#### YOUR TASK:
Reproduce every entry exactly and leave its pictures out.

#### PROVIDED MATERIAL:

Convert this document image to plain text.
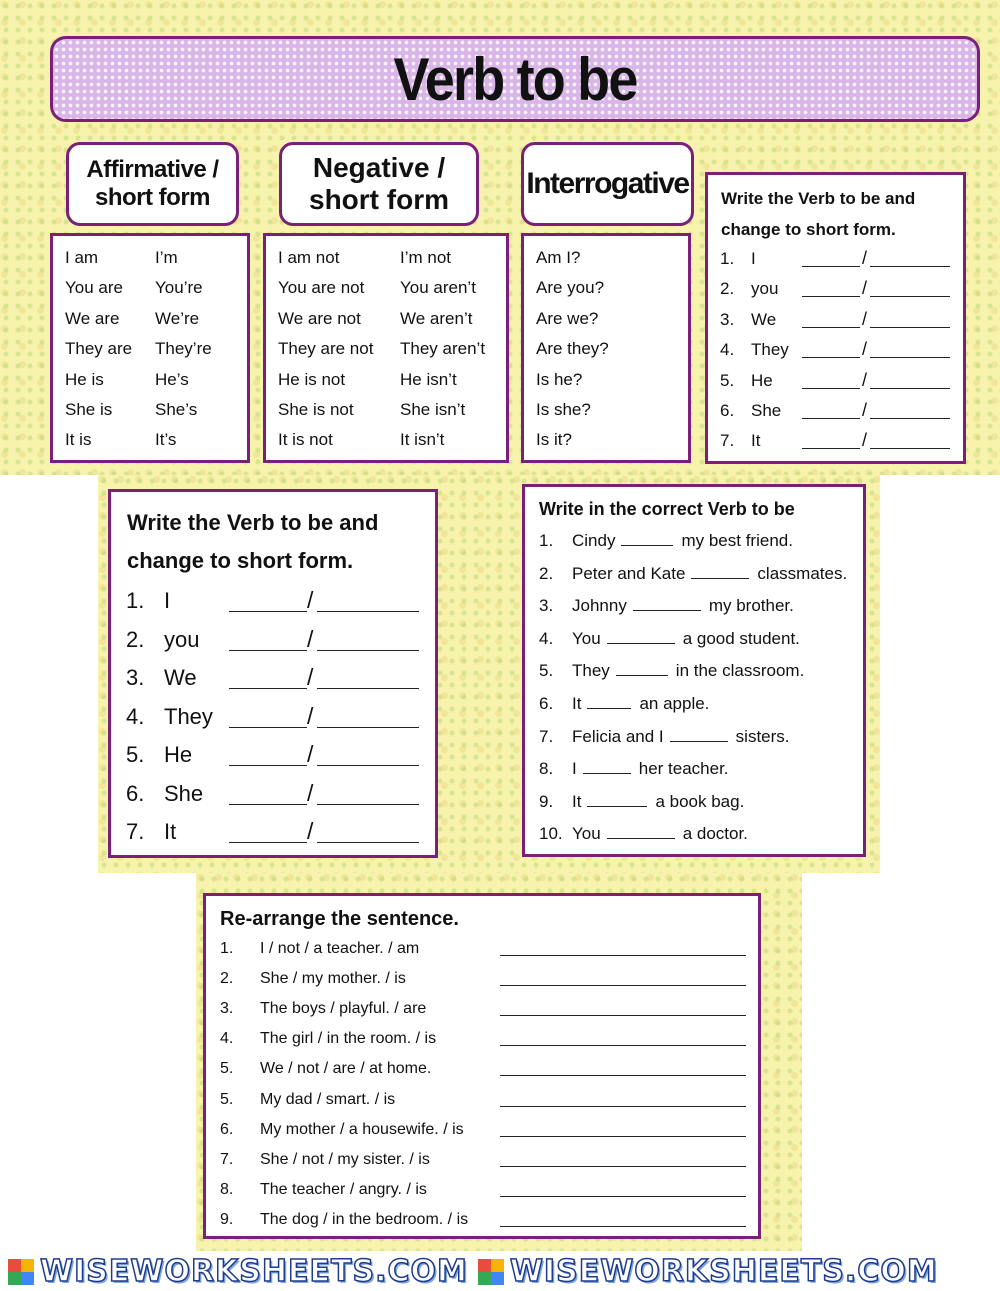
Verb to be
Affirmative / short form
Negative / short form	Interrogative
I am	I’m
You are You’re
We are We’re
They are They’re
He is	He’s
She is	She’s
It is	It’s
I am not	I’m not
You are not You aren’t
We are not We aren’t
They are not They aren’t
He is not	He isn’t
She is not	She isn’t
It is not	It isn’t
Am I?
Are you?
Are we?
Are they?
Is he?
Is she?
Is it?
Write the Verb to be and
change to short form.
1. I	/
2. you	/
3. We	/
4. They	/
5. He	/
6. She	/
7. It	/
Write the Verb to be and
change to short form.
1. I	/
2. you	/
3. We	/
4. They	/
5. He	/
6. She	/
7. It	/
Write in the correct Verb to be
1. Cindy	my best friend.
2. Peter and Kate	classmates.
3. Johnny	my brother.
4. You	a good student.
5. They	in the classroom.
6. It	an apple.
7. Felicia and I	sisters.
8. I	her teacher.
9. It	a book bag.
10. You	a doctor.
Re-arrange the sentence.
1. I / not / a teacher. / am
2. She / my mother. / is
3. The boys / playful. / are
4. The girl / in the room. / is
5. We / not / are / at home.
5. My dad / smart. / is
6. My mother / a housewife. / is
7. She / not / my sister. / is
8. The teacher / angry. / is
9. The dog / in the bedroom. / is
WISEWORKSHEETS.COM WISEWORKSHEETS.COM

#### WRITTEN REPLY:
Convert this document image to plain text.
Verb to be
Affirmative / short form
Negative / short form	Interrogative
I am	I’m
You are You’re
We are We’re
They are They’re
He is	He’s
She is	She’s
It is	It’s
I am not	I’m not
You are not You aren’t
We are not We aren’t
They are not They aren’t
He is not	He isn’t
She is not	She isn’t
It is not	It isn’t
Am I?
Are you?
Are we?
Are they?
Is he?
Is she?
Is it?
Write the Verb to be and
change to short form.
1. I	/
2. you	/
3. We	/
4. They	/
5. He	/
6. She	/
7. It	/
Write the Verb to be and
change to short form.
1. I	/
2. you	/
3. We	/
4. They	/
5. He	/
6. She	/
7. It	/
Write in the correct Verb to be
1. Cindy	my best friend.
2. Peter and Kate	classmates.
3. Johnny	my brother.
4. You	a good student.
5. They	in the classroom.
6. It	an apple.
7. Felicia and I	sisters.
8. I	her teacher.
9. It	a book bag.
10. You	a doctor.
Re-arrange the sentence.
1. I / not / a teacher. / am
2. She / my mother. / is
3. The boys / playful. / are
4. The girl / in the room. / is
5. We / not / are / at home.
5. My dad / smart. / is
6. My mother / a housewife. / is
7. She / not / my sister. / is
8. The teacher / angry. / is
9. The dog / in the bedroom. / is
WISEWORKSHEETS.COM WISEWORKSHEETS.COM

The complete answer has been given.